[YOUR TASK]:
Take each line containing the word "prefix" and copy it.

[LISTING]:
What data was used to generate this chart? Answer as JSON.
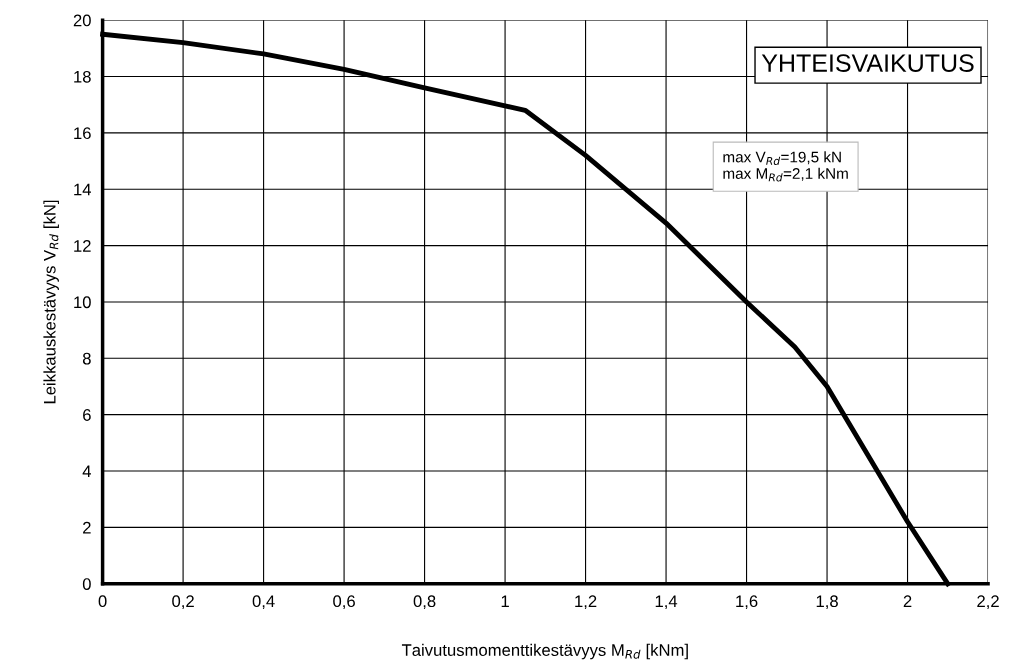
{
  "chart_data": {
    "type": "line",
    "xlabel": "Taivutusmomenttikestävyys M$_{Rd}$ [kNm]",
    "ylabel": "Leikkauskestävyys V$_{Rd}$ [kN]",
    "annotations": [
      "YHTEISVAIKUTUS",
      "max V$_{Rd}$=19,5 kN\nmax M$_{Rd}$=2,1 kNm"
    ],
    "series": [
      {
        "color": "#000000",
        "x": [
          0,
          0.2,
          0.4,
          0.6,
          0.8,
          1.05,
          1.2,
          1.4,
          1.6,
          1.72,
          1.8,
          2.0,
          2.1
        ],
        "values": [
          19.5,
          19.2,
          18.8,
          18.25,
          17.6,
          16.8,
          15.2,
          12.8,
          10.0,
          8.4,
          7.0,
          2.2,
          0
        ]
      }
    ],
    "xlim": [
      0,
      2.2
    ],
    "xticks": [
      0,
      {
        "value": 0.2,
        "label": "0,2"
      },
      {
        "value": 0.4,
        "label": "0,4"
      },
      {
        "value": 0.6,
        "label": "0,6"
      },
      {
        "value": 0.8,
        "label": "0,8"
      },
      1,
      {
        "value": 1.2,
        "label": "1,2"
      },
      {
        "value": 1.4,
        "label": "1,4"
      },
      {
        "value": 1.6,
        "label": "1,6"
      },
      {
        "value": 1.8,
        "label": "1,8"
      },
      2,
      {
        "value": 2.2,
        "label": "2,2"
      }
    ],
    "ylim": [
      0,
      20
    ],
    "yticks": [
      0,
      2,
      4,
      6,
      8,
      10,
      12,
      14,
      16,
      18,
      20
    ],
    "grid": true,
    "legend": false,
    "marker": "none",
    "line_style": "solid"
  }
}
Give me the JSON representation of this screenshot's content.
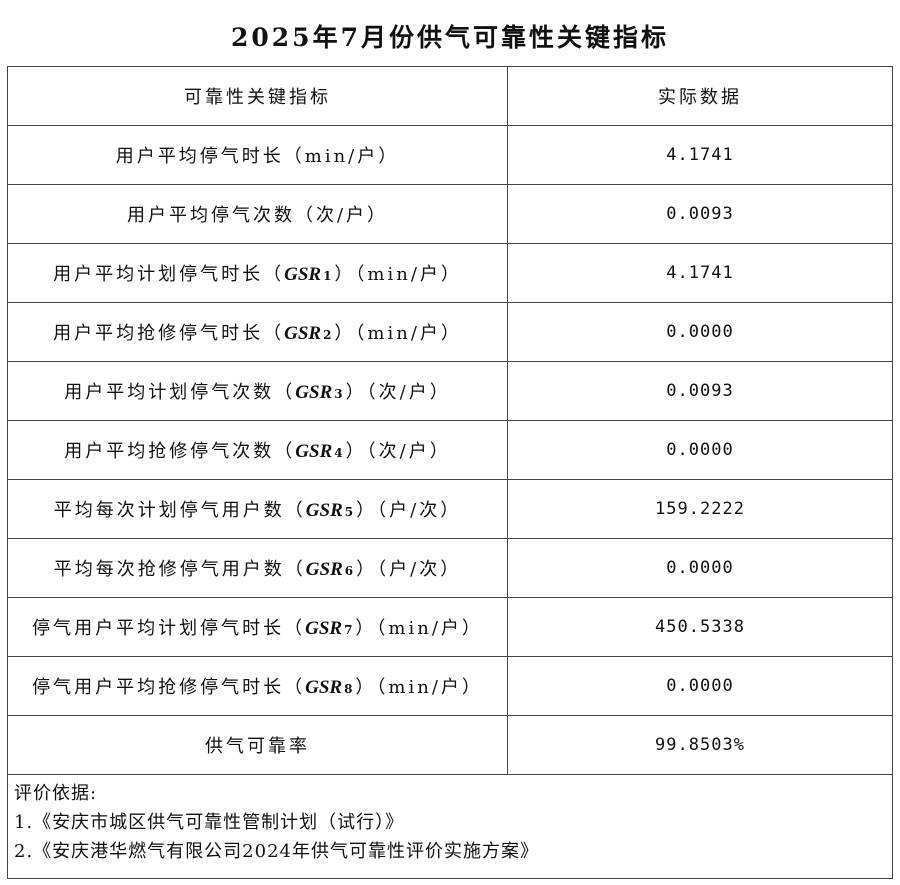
{
  "title": "2025年7月份供气可靠性关键指标",
  "header": {
    "indicator": "可靠性关键指标",
    "value": "实际数据"
  },
  "rows": [
    {
      "prefix": "用户平均停气时长（min/户）",
      "code": "",
      "sub": "",
      "suffix": "",
      "value": "4.1741"
    },
    {
      "prefix": "用户平均停气次数（次/户）",
      "code": "",
      "sub": "",
      "suffix": "",
      "value": "0.0093"
    },
    {
      "prefix": "用户平均计划停气时长（",
      "code": "GSR",
      "sub": "1",
      "suffix": "）（min/户）",
      "value": "4.1741"
    },
    {
      "prefix": "用户平均抢修停气时长（",
      "code": "GSR",
      "sub": "2",
      "suffix": "）（min/户）",
      "value": "0.0000"
    },
    {
      "prefix": "用户平均计划停气次数（",
      "code": "GSR",
      "sub": "3",
      "suffix": "）（次/户）",
      "value": "0.0093"
    },
    {
      "prefix": "用户平均抢修停气次数（",
      "code": "GSR",
      "sub": "4",
      "suffix": "）（次/户）",
      "value": "0.0000"
    },
    {
      "prefix": "平均每次计划停气用户数（",
      "code": "GSR",
      "sub": "5",
      "suffix": "）（户/次）",
      "value": "159.2222"
    },
    {
      "prefix": "平均每次抢修停气用户数（",
      "code": "GSR",
      "sub": "6",
      "suffix": "）（户/次）",
      "value": "0.0000"
    },
    {
      "prefix": "停气用户平均计划停气时长（",
      "code": "GSR",
      "sub": "7",
      "suffix": "）（min/户）",
      "value": "450.5338"
    },
    {
      "prefix": "停气用户平均抢修停气时长（",
      "code": "GSR",
      "sub": "8",
      "suffix": "）（min/户）",
      "value": "0.0000"
    },
    {
      "prefix": "供气可靠率",
      "code": "",
      "sub": "",
      "suffix": "",
      "value": "99.8503%"
    }
  ],
  "footer": {
    "heading": "评价依据:",
    "items": [
      "1.《安庆市城区供气可靠性管制计划（试行）》",
      "2.《安庆港华燃气有限公司2024年供气可靠性评价实施方案》"
    ]
  }
}
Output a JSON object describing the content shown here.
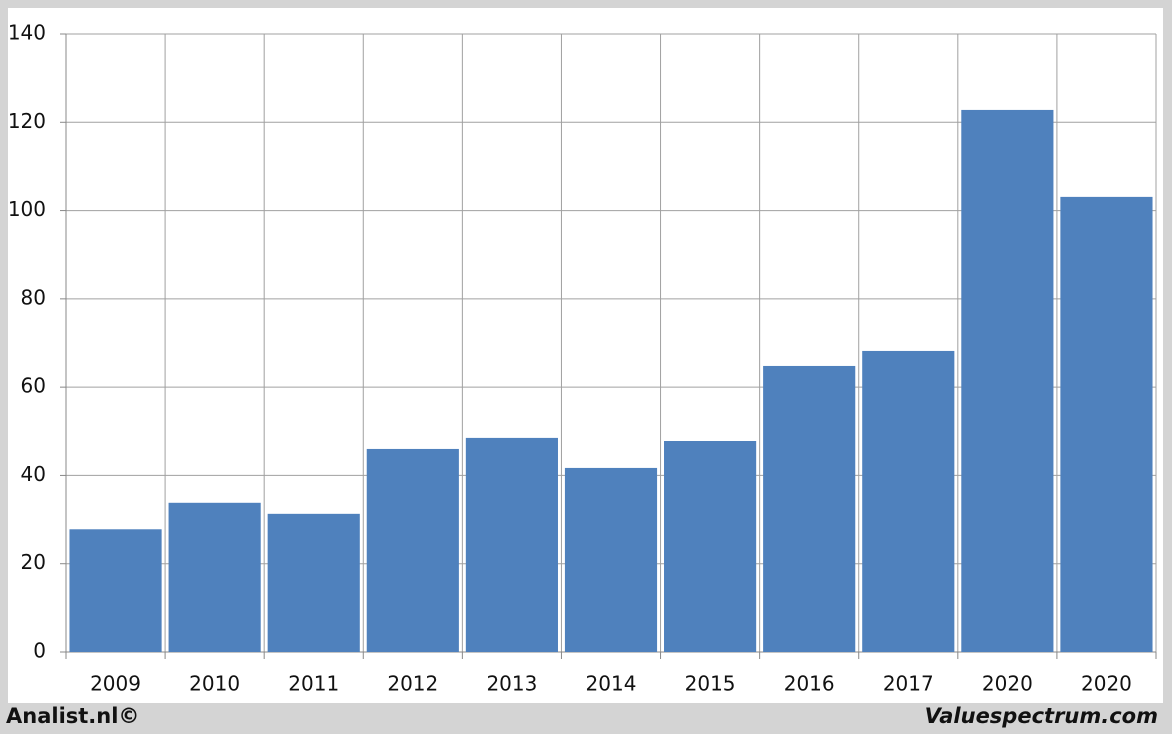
{
  "chart_data": {
    "type": "bar",
    "categories": [
      "2009",
      "2010",
      "2011",
      "2012",
      "2013",
      "2014",
      "2015",
      "2016",
      "2017",
      "2020",
      "2020"
    ],
    "values": [
      27.8,
      33.8,
      31.3,
      46.0,
      48.5,
      41.7,
      47.8,
      64.8,
      68.2,
      122.8,
      103.1
    ],
    "color": "#4f81bd",
    "ylim": [
      0,
      140
    ],
    "yticks": [
      0,
      20,
      40,
      60,
      80,
      100,
      120,
      140
    ],
    "grid": true,
    "credits": [
      "Analist.nl©",
      "Valuespectrum.com"
    ]
  }
}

[EXPECTED OUTPUT]:
      "prefix": "用户平均停气时长（min/户）",
      "prefix": "用户平均停气次数（次/户）",
      "prefix": "用户平均计划停气时长（",
      "prefix": "用户平均抢修停气时长（",
      "prefix": "用户平均计划停气次数（",
      "prefix": "用户平均抢修停气次数（",
      "prefix": "平均每次计划停气用户数（",
      "prefix": "平均每次抢修停气用户数（",
      "prefix": "停气用户平均计划停气时长（",
      "prefix": "停气用户平均抢修停气时长（",
      "prefix": "供气可靠率",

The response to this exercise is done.